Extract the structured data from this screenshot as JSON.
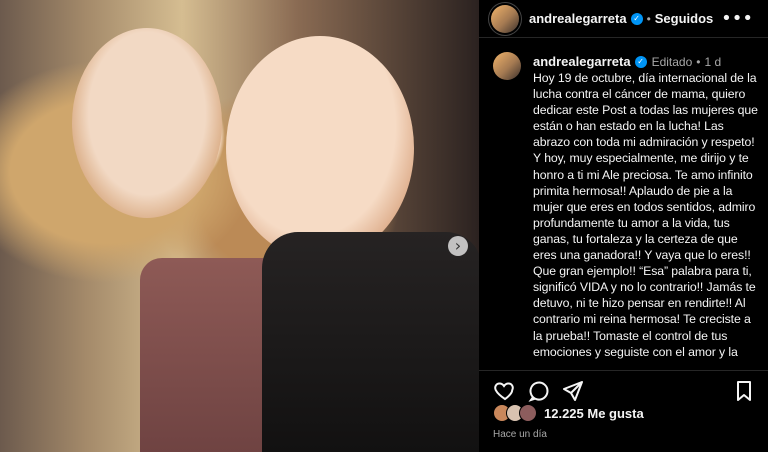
{
  "header": {
    "username": "andrealegarreta",
    "separator": "•",
    "follow_state": "Seguidos",
    "more_glyph": "•••"
  },
  "caption": {
    "username": "andrealegarreta",
    "edited": "Editado",
    "separator": "•",
    "time": "1 d",
    "text": "Hoy 19 de octubre, día internacional de la lucha contra el cáncer de mama, quiero dedicar este Post a todas las mujeres que están o han estado en la lucha! Las abrazo con toda mi admiración y respeto! Y hoy, muy especialmente, me dirijo y te honro a ti mi Ale preciosa. Te amo infinito primita hermosa!! Aplaudo de pie a la mujer que eres en todos sentidos, admiro profundamente tu amor a la vida, tus ganas, tu fortaleza y la certeza de que eres una ganadora!! Y vaya que lo eres!! Que gran ejemplo!! “Esa” palabra para ti, significó VIDA y no lo contrario!! Jamás te detuvo, ni te hizo pensar en rendirte!! Al contrario mi reina hermosa! Te creciste a la prueba!! Tomaste el control de tus emociones y seguiste con el amor y la certeza de que tienes un largo camino por"
  },
  "media": {
    "next_glyph": "›"
  },
  "actions": {
    "like_icon": "heart-icon",
    "comment_icon": "comment-icon",
    "share_icon": "share-icon",
    "save_icon": "bookmark-icon"
  },
  "likes": {
    "text": "12.225 Me gusta",
    "avatar_colors": [
      "#c9875b",
      "#d8c2b0",
      "#8d5d5d"
    ]
  },
  "time_ago": "Hace un día",
  "verified_glyph": "✓"
}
• • • • •
_SET TASK:_
Transcribe the listing in full. Omit the pictures and keep every line exact.

_REPLY:_
Extract the structured data from this screenshot as JSON.
{
  "header": {
    "username": "andrealegarreta",
    "separator": "•",
    "follow_state": "Seguidos",
    "more_glyph": "•••"
  },
  "caption": {
    "username": "andrealegarreta",
    "edited": "Editado",
    "separator": "•",
    "time": "1 d",
    "text": "Hoy 19 de octubre, día internacional de la lucha contra el cáncer de mama, quiero dedicar este Post a todas las mujeres que están o han estado en la lucha! Las abrazo con toda mi admiración y respeto! Y hoy, muy especialmente, me dirijo y te honro a ti mi Ale preciosa. Te amo infinito primita hermosa!! Aplaudo de pie a la mujer que eres en todos sentidos, admiro profundamente tu amor a la vida, tus ganas, tu fortaleza y la certeza de que eres una ganadora!! Y vaya que lo eres!! Que gran ejemplo!! “Esa” palabra para ti, significó VIDA y no lo contrario!! Jamás te detuvo, ni te hizo pensar en rendirte!! Al contrario mi reina hermosa! Te creciste a la prueba!! Tomaste el control de tus emociones y seguiste con el amor y la certeza de que tienes un largo camino por"
  },
  "media": {
    "next_glyph": "›"
  },
  "actions": {
    "like_icon": "heart-icon",
    "comment_icon": "comment-icon",
    "share_icon": "share-icon",
    "save_icon": "bookmark-icon"
  },
  "likes": {
    "text": "12.225 Me gusta",
    "avatar_colors": [
      "#c9875b",
      "#d8c2b0",
      "#8d5d5d"
    ]
  },
  "time_ago": "Hace un día",
  "verified_glyph": "✓"
}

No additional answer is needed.